What this task involves
Copy out all lines that hold "Донбасская".

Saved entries
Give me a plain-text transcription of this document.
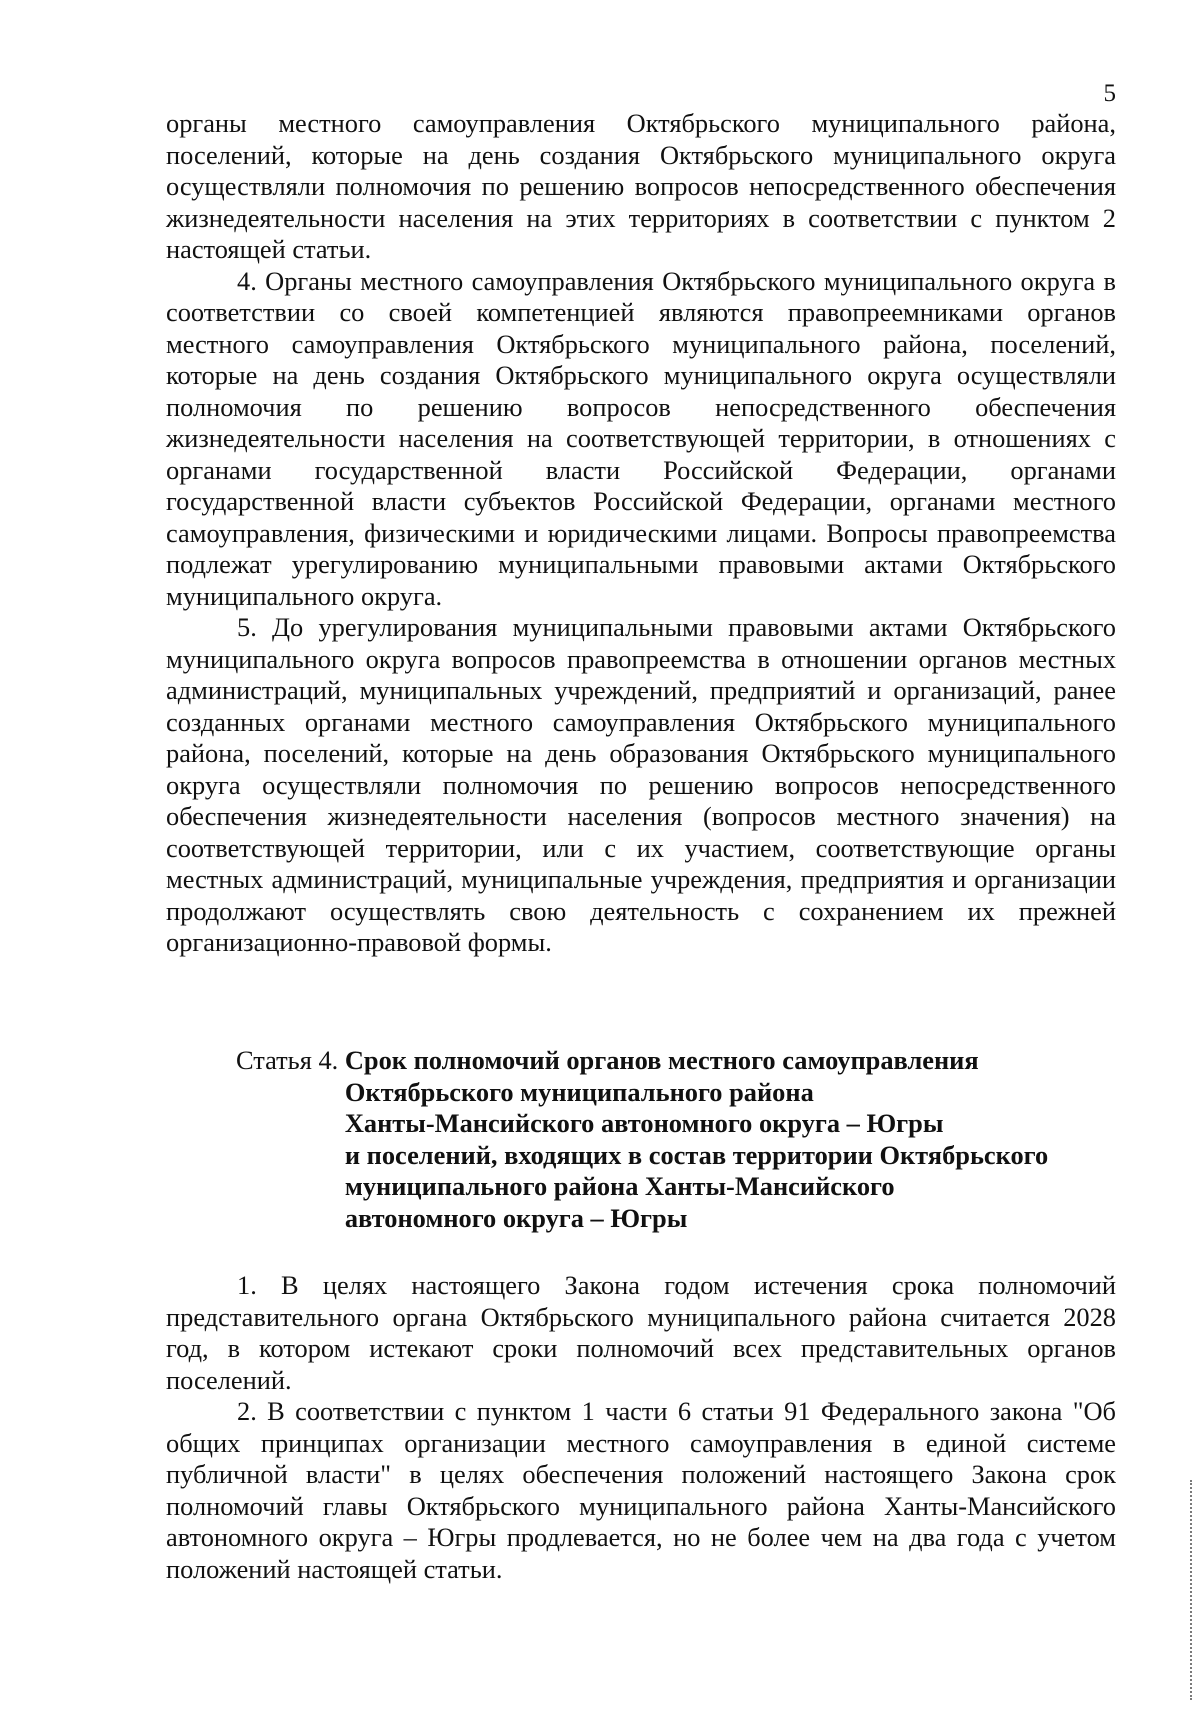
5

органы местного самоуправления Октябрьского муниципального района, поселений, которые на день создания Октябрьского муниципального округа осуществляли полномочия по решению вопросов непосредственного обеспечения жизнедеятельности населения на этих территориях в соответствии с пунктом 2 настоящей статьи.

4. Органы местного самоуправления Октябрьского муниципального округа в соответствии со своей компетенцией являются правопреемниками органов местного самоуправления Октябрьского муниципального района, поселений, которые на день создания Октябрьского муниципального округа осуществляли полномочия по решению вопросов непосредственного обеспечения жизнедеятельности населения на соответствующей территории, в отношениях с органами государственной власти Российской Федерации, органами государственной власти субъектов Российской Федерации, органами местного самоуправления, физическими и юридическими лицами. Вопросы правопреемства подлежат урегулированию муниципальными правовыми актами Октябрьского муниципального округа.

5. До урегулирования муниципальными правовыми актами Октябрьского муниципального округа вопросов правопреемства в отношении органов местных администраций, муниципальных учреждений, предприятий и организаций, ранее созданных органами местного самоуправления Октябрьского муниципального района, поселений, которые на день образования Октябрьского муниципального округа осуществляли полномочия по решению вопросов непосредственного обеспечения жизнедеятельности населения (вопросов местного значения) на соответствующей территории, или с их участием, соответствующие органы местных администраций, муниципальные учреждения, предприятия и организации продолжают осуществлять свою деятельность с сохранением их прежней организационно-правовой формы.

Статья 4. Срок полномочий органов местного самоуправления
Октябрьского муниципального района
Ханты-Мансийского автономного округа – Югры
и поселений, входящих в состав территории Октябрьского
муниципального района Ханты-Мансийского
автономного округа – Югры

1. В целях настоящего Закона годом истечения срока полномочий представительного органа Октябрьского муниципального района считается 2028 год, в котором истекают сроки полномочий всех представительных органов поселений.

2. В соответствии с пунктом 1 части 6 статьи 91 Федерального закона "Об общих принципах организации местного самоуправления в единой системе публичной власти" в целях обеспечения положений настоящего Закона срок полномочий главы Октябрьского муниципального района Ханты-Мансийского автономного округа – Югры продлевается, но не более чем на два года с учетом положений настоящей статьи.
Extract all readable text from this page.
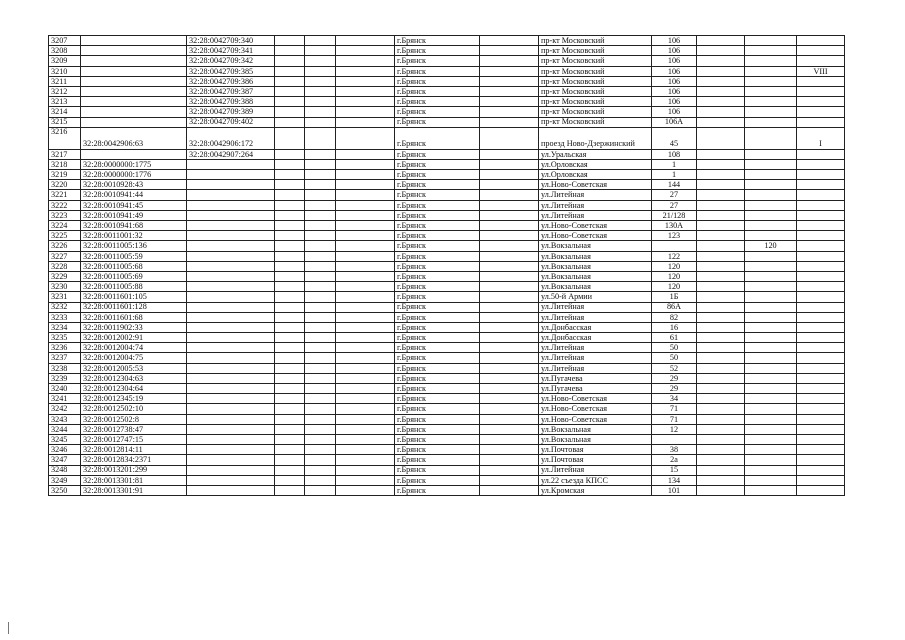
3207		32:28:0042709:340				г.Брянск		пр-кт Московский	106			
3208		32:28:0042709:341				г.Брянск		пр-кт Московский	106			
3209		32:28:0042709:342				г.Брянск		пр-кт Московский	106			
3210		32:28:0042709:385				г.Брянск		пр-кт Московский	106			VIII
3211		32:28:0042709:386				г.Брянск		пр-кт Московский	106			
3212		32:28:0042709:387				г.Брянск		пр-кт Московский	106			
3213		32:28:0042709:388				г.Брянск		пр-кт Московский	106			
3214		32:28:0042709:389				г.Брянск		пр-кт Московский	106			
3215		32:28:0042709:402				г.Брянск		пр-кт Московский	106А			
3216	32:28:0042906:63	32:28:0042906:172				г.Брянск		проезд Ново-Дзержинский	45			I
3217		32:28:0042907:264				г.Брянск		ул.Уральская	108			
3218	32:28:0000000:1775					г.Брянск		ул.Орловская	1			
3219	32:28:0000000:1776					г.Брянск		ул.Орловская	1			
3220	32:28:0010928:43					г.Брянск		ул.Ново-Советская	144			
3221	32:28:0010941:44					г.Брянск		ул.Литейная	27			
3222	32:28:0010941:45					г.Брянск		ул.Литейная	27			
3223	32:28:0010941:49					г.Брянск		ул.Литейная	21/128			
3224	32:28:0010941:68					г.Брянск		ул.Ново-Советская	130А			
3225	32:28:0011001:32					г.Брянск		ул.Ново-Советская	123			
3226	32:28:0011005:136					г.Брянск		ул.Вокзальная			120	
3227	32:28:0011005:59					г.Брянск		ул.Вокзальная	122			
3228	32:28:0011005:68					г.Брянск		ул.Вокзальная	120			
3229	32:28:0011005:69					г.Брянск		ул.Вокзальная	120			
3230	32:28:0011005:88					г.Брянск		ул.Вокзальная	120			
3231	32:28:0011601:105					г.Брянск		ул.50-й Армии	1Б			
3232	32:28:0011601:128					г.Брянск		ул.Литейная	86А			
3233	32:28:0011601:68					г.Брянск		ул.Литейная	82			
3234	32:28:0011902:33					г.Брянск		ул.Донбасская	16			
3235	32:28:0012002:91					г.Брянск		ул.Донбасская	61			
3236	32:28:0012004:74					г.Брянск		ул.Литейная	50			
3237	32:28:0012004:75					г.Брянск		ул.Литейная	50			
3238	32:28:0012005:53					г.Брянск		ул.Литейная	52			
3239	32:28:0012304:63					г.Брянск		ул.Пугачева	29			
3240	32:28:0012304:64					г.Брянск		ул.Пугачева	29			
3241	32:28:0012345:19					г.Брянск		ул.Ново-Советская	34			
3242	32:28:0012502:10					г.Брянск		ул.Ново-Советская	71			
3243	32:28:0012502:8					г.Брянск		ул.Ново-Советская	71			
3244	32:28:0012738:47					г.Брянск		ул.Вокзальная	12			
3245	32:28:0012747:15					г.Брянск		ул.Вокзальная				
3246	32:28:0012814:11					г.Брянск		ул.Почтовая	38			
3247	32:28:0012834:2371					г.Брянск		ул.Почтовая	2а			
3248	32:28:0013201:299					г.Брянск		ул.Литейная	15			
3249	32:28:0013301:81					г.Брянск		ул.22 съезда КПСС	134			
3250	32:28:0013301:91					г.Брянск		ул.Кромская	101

Answer for this exercise
3234	32:28:0011902:33					г.Брянск		ул.Донбасская	16			
3235	32:28:0012002:91					г.Брянск		ул.Донбасская	61			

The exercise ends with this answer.